- _Directions_
According to the text on shin splints, what is the basic issue behind the condition?

- _Text_
That sounds very strange. Not really enough information to even guess at what is going on though. What was the niggle? How exactly are you struggling, what is stopping you? Pain, tiredness, can't breathe fast enough, muscles won't work properly, your head not in it? Do you have any other signs of being ill, like cold symptoms?

In no healthy individual will a week's rest result in a 70% reduction in performance, so something else must be going on.

EDIT: If it's related to this thread: https://www.paras.uk/threads/shin-splints.264/ and the answer to the above is "pain in my shins", then you need to stop again immediately. Shin splints cases can range from mild, normal and solved by a short rest, to really quite serious and requiring medical intervention before you do permanent damage. If you've rested for a week, restarted and your pain and performance is getting that much worse, then you should probably suck it up and phone your GP for a physio assessment. Explain you have already done the "rest-restart" advice and it is unsolved, and you are applying for the Army so this is, in effect, work related. Nobody will be able to accurately diagnose or suggest remedies to the problem without seeing you in person, because there is a large range of potential causes for shin splints and they all require a personal assessment. That is likely to be difficult at the moment due to COVID, but there it is.

The basic issue with shin splints is an irritated, inflamed or injured muscle, which is putting stress on the tendons that attach that muscle to the bone. Mild irritation often disappears with rest. If it's on the more serious end of the spectrum, it can be damaging the tendon. Tendon damage is serious and difficult to repair. Your GP might ask you to do a couple of self-assessment exercises to see if this likely. Don't freak out - statistically this probably isn't you. But you should be aware that "shin splints", while usually mild, can also progress to a serious problem. Don't think it's only ever a simple niggle.

Rest periods to recover properly from shin splints are usually longer than people think - certainly weeks and sometimes months. You also need to identify what is causing the problem. Often it's overuse (too much too quickly), but sometimes it's an underlying biomechanical issue (how your specific muscles and bones are aligned), which then needs to be addressed through physio exercises.

[Document understanding data]
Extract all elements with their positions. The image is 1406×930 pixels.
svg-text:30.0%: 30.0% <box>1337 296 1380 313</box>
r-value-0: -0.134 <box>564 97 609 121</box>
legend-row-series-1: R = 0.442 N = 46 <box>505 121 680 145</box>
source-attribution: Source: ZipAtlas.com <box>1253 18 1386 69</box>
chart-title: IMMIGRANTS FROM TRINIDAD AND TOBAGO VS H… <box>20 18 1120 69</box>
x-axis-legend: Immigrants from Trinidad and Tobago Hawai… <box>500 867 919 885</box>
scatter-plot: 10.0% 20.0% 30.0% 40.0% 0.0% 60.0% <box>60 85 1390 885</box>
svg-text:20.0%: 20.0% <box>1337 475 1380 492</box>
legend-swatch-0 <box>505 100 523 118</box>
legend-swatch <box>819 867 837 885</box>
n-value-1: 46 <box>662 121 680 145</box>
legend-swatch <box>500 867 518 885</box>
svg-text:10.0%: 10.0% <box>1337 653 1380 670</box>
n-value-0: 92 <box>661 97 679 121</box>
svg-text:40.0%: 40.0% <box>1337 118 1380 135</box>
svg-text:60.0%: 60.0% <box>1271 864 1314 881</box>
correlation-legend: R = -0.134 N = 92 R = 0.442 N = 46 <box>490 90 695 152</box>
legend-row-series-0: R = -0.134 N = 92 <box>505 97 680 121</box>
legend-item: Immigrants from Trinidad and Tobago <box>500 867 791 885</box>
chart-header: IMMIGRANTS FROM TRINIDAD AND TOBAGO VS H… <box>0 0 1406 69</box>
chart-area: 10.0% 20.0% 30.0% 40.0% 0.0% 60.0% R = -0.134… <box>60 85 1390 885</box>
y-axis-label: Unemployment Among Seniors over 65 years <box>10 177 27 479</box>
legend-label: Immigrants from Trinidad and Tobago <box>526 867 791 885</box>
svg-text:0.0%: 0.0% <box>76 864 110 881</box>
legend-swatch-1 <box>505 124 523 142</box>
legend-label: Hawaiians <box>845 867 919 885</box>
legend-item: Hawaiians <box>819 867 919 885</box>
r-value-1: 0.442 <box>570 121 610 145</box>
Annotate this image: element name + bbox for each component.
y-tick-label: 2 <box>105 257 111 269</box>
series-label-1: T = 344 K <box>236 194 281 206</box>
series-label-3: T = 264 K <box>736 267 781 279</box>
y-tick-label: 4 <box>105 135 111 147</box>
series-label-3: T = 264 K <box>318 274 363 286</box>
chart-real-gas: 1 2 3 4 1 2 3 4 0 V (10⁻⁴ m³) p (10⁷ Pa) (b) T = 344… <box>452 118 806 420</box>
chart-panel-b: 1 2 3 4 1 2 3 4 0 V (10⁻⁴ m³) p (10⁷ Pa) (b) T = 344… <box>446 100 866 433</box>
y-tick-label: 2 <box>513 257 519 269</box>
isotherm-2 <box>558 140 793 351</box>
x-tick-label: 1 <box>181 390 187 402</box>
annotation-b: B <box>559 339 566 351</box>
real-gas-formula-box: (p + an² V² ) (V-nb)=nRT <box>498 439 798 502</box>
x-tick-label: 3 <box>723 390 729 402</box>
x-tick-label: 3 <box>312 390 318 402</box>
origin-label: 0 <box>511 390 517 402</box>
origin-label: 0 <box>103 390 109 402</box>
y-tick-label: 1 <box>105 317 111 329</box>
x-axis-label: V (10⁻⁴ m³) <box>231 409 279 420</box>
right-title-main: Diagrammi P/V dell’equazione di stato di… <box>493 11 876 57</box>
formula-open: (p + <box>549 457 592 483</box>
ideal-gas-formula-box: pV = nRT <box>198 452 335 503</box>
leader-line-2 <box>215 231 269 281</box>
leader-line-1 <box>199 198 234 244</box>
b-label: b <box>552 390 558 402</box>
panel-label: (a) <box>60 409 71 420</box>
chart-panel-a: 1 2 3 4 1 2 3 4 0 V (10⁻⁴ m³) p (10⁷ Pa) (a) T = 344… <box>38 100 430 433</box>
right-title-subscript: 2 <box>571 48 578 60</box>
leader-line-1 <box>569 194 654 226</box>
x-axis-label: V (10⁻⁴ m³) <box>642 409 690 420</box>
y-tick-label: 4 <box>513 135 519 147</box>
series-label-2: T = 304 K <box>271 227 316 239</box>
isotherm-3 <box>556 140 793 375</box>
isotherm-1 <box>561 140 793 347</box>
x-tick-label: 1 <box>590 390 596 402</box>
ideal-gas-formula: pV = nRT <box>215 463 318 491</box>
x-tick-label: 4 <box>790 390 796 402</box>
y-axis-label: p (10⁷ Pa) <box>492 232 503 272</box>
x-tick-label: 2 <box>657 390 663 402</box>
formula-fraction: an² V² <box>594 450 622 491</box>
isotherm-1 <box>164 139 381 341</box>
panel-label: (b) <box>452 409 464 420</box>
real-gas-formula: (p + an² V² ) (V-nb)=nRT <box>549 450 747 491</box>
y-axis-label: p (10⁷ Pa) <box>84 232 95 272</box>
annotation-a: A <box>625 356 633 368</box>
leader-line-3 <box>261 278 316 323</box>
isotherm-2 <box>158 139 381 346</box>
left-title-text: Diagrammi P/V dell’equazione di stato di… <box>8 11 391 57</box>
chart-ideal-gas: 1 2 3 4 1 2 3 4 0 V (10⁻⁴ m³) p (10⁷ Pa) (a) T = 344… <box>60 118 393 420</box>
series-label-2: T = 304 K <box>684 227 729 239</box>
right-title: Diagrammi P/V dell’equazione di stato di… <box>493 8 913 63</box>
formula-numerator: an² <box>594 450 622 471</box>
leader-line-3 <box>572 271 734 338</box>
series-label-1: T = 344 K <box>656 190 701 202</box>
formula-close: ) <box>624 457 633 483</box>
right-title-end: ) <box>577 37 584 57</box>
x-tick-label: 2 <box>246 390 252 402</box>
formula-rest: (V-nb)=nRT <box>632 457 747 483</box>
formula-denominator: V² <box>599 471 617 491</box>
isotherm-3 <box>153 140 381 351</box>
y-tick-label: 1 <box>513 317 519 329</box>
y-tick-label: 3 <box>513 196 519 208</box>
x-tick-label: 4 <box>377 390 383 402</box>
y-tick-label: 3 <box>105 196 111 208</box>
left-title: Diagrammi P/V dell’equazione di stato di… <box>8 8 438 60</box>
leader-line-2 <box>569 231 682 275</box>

- _Output_
An irritated, inflamed or injured muscle that puts stress on the tendons attaching that muscle to the bone.